** INPUT MATERIAL **
┄┄┄┄┄┄┄┄┄┄

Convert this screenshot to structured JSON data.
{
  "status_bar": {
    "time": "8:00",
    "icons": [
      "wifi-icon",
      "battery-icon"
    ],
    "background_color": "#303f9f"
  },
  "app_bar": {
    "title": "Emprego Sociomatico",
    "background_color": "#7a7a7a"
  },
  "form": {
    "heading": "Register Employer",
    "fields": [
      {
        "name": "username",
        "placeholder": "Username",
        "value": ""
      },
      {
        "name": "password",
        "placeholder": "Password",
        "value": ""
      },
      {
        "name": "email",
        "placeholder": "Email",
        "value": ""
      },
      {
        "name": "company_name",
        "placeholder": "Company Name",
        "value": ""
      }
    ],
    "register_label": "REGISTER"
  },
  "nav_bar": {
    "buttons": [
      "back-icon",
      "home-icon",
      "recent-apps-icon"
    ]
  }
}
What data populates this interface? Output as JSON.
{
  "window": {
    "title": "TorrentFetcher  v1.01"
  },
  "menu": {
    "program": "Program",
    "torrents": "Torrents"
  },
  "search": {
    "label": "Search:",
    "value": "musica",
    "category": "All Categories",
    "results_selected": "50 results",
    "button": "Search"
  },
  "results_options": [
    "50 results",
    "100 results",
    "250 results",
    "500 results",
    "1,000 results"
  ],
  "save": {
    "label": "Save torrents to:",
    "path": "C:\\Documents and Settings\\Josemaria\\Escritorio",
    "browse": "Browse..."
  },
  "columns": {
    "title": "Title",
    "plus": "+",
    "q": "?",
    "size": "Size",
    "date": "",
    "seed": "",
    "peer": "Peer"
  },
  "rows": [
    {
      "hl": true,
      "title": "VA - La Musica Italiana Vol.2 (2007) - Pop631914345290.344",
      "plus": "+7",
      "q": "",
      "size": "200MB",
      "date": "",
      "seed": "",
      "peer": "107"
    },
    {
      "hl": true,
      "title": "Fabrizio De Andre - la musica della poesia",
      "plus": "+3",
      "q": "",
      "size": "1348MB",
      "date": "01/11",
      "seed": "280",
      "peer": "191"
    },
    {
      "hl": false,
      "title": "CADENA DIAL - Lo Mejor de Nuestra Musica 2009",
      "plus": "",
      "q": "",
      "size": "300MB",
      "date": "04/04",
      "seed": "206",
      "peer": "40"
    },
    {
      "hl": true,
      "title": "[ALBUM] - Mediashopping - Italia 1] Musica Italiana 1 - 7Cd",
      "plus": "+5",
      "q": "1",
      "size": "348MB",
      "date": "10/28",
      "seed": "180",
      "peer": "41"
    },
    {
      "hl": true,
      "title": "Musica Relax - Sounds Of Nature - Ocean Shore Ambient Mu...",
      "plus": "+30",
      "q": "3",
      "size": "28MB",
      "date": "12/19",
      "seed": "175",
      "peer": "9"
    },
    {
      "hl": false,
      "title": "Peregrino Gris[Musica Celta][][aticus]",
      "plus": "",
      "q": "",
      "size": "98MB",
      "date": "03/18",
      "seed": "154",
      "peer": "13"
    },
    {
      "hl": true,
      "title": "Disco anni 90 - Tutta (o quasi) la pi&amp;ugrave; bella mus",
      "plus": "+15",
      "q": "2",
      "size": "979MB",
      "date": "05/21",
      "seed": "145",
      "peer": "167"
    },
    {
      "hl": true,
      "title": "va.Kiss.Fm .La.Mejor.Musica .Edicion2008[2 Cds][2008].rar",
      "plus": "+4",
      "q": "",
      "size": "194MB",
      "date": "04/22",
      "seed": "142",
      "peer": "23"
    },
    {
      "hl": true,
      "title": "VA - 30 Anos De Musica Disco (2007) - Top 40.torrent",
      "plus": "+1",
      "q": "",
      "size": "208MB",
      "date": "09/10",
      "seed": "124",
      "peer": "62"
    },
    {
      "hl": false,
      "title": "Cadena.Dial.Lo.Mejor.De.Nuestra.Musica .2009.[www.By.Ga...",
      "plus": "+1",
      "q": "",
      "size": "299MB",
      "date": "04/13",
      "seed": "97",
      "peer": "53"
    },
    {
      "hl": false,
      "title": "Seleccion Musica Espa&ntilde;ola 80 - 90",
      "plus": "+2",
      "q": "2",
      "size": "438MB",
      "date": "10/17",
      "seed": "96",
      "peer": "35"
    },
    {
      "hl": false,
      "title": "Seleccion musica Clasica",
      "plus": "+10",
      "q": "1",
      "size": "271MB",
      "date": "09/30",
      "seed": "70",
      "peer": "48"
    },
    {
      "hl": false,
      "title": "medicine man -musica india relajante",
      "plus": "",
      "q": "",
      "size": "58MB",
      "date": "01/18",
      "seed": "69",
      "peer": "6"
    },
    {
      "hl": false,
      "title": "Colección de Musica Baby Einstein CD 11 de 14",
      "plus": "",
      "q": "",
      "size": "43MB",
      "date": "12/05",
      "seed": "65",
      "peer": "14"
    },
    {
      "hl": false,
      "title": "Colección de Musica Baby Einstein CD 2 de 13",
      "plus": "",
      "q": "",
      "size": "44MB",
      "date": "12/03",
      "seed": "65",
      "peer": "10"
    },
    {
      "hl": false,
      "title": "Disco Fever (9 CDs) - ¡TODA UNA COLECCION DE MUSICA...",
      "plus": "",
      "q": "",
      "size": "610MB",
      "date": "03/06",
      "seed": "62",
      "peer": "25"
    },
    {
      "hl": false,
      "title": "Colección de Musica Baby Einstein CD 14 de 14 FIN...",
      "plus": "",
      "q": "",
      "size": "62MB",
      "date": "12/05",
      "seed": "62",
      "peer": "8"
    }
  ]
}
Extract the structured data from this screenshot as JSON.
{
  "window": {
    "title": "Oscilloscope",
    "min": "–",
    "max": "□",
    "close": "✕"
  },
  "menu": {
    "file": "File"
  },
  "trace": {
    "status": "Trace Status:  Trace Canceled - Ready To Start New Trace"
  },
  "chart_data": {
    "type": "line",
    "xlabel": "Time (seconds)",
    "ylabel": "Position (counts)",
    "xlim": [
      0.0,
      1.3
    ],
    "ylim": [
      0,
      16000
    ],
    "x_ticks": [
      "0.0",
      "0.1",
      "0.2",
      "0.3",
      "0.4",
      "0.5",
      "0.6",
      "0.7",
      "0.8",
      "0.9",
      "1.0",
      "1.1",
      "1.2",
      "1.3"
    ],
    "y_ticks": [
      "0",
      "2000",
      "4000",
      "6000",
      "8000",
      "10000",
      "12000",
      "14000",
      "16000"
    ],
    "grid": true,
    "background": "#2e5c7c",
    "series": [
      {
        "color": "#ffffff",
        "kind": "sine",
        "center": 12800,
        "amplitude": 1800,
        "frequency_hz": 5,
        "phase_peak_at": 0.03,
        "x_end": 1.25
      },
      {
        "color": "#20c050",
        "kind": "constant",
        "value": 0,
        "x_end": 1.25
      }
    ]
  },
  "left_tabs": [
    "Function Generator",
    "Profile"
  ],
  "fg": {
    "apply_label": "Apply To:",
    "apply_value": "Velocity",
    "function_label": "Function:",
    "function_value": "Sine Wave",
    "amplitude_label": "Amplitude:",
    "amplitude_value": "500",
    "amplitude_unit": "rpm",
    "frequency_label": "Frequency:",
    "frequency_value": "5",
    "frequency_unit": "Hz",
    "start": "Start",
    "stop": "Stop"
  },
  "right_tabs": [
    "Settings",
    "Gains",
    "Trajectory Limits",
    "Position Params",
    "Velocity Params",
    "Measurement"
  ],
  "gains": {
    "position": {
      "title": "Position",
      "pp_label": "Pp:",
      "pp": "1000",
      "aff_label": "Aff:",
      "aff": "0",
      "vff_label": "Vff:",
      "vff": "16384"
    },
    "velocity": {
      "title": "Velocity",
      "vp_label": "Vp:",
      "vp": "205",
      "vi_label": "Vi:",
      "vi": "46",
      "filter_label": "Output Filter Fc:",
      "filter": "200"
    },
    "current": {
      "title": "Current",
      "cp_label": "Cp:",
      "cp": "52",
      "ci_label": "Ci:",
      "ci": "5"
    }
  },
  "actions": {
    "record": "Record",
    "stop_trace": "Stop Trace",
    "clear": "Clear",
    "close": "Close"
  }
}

┄┄┄┄┄┄┄┄┄┄

** STATED GOAL **
In the entries above, locate every line with the word "Colección" and copy it.

** WRITTEN REPLY **
      "title": "Colección de Musica Baby Einstein CD 11 de 14",
      "title": "Colección de Musica Baby Einstein CD 2 de 13",
      "title": "Colección de Musica Baby Einstein CD 14 de 14 FIN...",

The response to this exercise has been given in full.